--- BEGIN Material for this exercise ---

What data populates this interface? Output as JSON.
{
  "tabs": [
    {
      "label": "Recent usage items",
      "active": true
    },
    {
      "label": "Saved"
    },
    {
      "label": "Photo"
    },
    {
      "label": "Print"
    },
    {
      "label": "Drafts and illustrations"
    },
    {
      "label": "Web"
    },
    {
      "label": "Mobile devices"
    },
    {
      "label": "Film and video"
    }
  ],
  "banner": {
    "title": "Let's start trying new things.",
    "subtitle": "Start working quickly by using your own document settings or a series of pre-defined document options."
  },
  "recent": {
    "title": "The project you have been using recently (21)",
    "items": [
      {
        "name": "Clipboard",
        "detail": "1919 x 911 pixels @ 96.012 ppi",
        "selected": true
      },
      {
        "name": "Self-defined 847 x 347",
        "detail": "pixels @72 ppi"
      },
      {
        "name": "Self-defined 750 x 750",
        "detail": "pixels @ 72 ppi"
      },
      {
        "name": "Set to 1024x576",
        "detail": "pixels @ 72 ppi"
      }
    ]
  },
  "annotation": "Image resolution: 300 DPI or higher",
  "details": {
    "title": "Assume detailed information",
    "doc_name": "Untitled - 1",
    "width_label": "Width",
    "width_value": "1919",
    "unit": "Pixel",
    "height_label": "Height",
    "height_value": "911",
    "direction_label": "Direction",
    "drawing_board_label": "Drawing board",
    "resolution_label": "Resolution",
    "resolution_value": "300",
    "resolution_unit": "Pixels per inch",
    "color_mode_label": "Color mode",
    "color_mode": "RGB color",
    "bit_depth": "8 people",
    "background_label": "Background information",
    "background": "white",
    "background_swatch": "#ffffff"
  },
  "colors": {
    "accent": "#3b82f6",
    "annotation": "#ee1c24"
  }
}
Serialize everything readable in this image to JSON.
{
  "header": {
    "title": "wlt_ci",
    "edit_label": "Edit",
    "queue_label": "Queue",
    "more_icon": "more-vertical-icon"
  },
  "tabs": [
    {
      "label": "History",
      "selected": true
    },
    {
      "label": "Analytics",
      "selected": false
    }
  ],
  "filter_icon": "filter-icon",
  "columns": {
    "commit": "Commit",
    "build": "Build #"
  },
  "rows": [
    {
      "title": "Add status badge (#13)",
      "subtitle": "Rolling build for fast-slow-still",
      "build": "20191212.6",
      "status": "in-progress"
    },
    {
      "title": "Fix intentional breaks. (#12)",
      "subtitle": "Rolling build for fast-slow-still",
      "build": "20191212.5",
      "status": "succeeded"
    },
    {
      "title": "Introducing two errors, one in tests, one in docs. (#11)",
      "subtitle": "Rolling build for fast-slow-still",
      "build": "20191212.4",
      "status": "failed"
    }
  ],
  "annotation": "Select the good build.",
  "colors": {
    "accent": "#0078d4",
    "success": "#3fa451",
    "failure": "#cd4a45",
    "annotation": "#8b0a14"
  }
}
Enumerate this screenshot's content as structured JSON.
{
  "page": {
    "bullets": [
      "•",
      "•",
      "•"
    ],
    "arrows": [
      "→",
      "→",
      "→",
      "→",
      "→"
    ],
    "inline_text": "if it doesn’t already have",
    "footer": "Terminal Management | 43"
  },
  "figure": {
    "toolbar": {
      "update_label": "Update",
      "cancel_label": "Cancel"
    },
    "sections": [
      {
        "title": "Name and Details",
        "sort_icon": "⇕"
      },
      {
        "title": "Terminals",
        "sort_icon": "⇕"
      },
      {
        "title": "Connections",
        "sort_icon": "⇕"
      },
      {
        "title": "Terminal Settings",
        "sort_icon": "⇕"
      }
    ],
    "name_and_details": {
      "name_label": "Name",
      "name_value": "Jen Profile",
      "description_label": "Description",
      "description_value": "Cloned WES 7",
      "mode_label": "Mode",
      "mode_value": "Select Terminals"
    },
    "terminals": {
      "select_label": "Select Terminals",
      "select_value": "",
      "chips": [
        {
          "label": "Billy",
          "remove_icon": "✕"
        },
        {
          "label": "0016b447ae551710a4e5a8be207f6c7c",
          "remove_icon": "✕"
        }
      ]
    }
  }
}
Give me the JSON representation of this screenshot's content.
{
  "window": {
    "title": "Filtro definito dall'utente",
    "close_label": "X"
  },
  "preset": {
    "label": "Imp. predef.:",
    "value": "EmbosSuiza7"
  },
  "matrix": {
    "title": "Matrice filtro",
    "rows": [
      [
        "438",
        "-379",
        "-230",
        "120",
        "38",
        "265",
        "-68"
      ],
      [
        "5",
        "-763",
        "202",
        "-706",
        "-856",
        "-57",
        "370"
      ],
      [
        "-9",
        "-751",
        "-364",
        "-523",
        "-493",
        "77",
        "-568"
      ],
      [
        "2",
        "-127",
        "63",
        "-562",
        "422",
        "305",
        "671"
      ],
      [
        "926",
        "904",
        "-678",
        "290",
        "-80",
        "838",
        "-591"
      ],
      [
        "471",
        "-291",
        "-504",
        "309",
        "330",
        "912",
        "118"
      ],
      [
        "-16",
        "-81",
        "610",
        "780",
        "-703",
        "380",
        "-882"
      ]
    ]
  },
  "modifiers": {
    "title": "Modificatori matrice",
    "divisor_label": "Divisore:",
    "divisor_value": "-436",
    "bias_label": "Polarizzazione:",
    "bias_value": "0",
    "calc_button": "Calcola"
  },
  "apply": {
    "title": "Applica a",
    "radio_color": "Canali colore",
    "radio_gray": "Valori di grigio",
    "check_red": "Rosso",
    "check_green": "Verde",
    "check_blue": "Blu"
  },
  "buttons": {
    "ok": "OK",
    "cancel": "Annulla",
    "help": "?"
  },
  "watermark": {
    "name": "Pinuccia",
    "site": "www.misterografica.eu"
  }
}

--- END Material for this exercise ---

[Goal of the exercise]: Extract every line above exactly as it stands.

[Solution]:
What data populates this interface? Output as JSON.
{
  "tabs": [
    {
      "label": "Recent usage items",
      "active": true
    },
    {
      "label": "Saved"
    },
    {
      "label": "Photo"
    },
    {
      "label": "Print"
    },
    {
      "label": "Drafts and illustrations"
    },
    {
      "label": "Web"
    },
    {
      "label": "Mobile devices"
    },
    {
      "label": "Film and video"
    }
  ],
  "banner": {
    "title": "Let's start trying new things.",
    "subtitle": "Start working quickly by using your own document settings or a series of pre-defined document options."
  },
  "recent": {
    "title": "The project you have been using recently (21)",
    "items": [
      {
        "name": "Clipboard",
        "detail": "1919 x 911 pixels @ 96.012 ppi",
        "selected": true
      },
      {
        "name": "Self-defined 847 x 347",
        "detail": "pixels @72 ppi"
      },
      {
        "name": "Self-defined 750 x 750",
        "detail": "pixels @ 72 ppi"
      },
      {
        "name": "Set to 1024x576",
        "detail": "pixels @ 72 ppi"
      }
    ]
  },
  "annotation": "Image resolution: 300 DPI or higher",
  "details": {
    "title": "Assume detailed information",
    "doc_name": "Untitled - 1",
    "width_label": "Width",
    "width_value": "1919",
    "unit": "Pixel",
    "height_label": "Height",
    "height_value": "911",
    "direction_label": "Direction",
    "drawing_board_label": "Drawing board",
    "resolution_label": "Resolution",
    "resolution_value": "300",
    "resolution_unit": "Pixels per inch",
    "color_mode_label": "Color mode",
    "color_mode": "RGB color",
    "bit_depth": "8 people",
    "background_label": "Background information",
    "background": "white",
    "background_swatch": "#ffffff"
  },
  "colors": {
    "accent": "#3b82f6",
    "annotation": "#ee1c24"
  }
}
Serialize everything readable in this image to JSON.
{
  "header": {
    "title": "wlt_ci",
    "edit_label": "Edit",
    "queue_label": "Queue",
    "more_icon": "more-vertical-icon"
  },
  "tabs": [
    {
      "label": "History",
      "selected": true
    },
    {
      "label": "Analytics",
      "selected": false
    }
  ],
  "filter_icon": "filter-icon",
  "columns": {
    "commit": "Commit",
    "build": "Build #"
  },
  "rows": [
    {
      "title": "Add status badge (#13)",
      "subtitle": "Rolling build for fast-slow-still",
      "build": "20191212.6",
      "status": "in-progress"
    },
    {
      "title": "Fix intentional breaks. (#12)",
      "subtitle": "Rolling build for fast-slow-still",
      "build": "20191212.5",
      "status": "succeeded"
    },
    {
      "title": "Introducing two errors, one in tests, one in docs. (#11)",
      "subtitle": "Rolling build for fast-slow-still",
      "build": "20191212.4",
      "status": "failed"
    }
  ],
  "annotation": "Select the good build.",
  "colors": {
    "accent": "#0078d4",
    "success": "#3fa451",
    "failure": "#cd4a45",
    "annotation": "#8b0a14"
  }
}
Enumerate this screenshot's content as structured JSON.
{
  "page": {
    "bullets": [
      "•",
      "•",
      "•"
    ],
    "arrows": [
      "→",
      "→",
      "→",
      "→",
      "→"
    ],
    "inline_text": "if it doesn’t already have",
    "footer": "Terminal Management | 43"
  },
  "figure": {
    "toolbar": {
      "update_label": "Update",
      "cancel_label": "Cancel"
    },
    "sections": [
      {
        "title": "Name and Details",
        "sort_icon": "⇕"
      },
      {
        "title": "Terminals",
        "sort_icon": "⇕"
      },
      {
        "title": "Connections",
        "sort_icon": "⇕"
      },
      {
        "title": "Terminal Settings",
        "sort_icon": "⇕"
      }
    ],
    "name_and_details": {
      "name_label": "Name",
      "name_value": "Jen Profile",
      "description_label": "Description",
      "description_value": "Cloned WES 7",
      "mode_label": "Mode",
      "mode_value": "Select Terminals"
    },
    "terminals": {
      "select_label": "Select Terminals",
      "select_value": "",
      "chips": [
        {
          "label": "Billy",
          "remove_icon": "✕"
        },
        {
          "label": "0016b447ae551710a4e5a8be207f6c7c",
          "remove_icon": "✕"
        }
      ]
    }
  }
}
Give me the JSON representation of this screenshot's content.
{
  "window": {
    "title": "Filtro definito dall'utente",
    "close_label": "X"
  },
  "preset": {
    "label": "Imp. predef.:",
    "value": "EmbosSuiza7"
  },
  "matrix": {
    "title": "Matrice filtro",
    "rows": [
      [
        "438",
        "-379",
        "-230",
        "120",
        "38",
        "265",
        "-68"
      ],
      [
        "5",
        "-763",
        "202",
        "-706",
        "-856",
        "-57",
        "370"
      ],
      [
        "-9",
        "-751",
        "-364",
        "-523",
        "-493",
        "77",
        "-568"
      ],
      [
        "2",
        "-127",
        "63",
        "-562",
        "422",
        "305",
        "671"
      ],
      [
        "926",
        "904",
        "-678",
        "290",
        "-80",
        "838",
        "-591"
      ],
      [
        "471",
        "-291",
        "-504",
        "309",
        "330",
        "912",
        "118"
      ],
      [
        "-16",
        "-81",
        "610",
        "780",
        "-703",
        "380",
        "-882"
      ]
    ]
  },
  "modifiers": {
    "title": "Modificatori matrice",
    "divisor_label": "Divisore:",
    "divisor_value": "-436",
    "bias_label": "Polarizzazione:",
    "bias_value": "0",
    "calc_button": "Calcola"
  },
  "apply": {
    "title": "Applica a",
    "radio_color": "Canali colore",
    "radio_gray": "Valori di grigio",
    "check_red": "Rosso",
    "check_green": "Verde",
    "check_blue": "Blu"
  },
  "buttons": {
    "ok": "OK",
    "cancel": "Annulla",
    "help": "?"
  },
  "watermark": {
    "name": "Pinuccia",
    "site": "www.misterografica.eu"
  }
}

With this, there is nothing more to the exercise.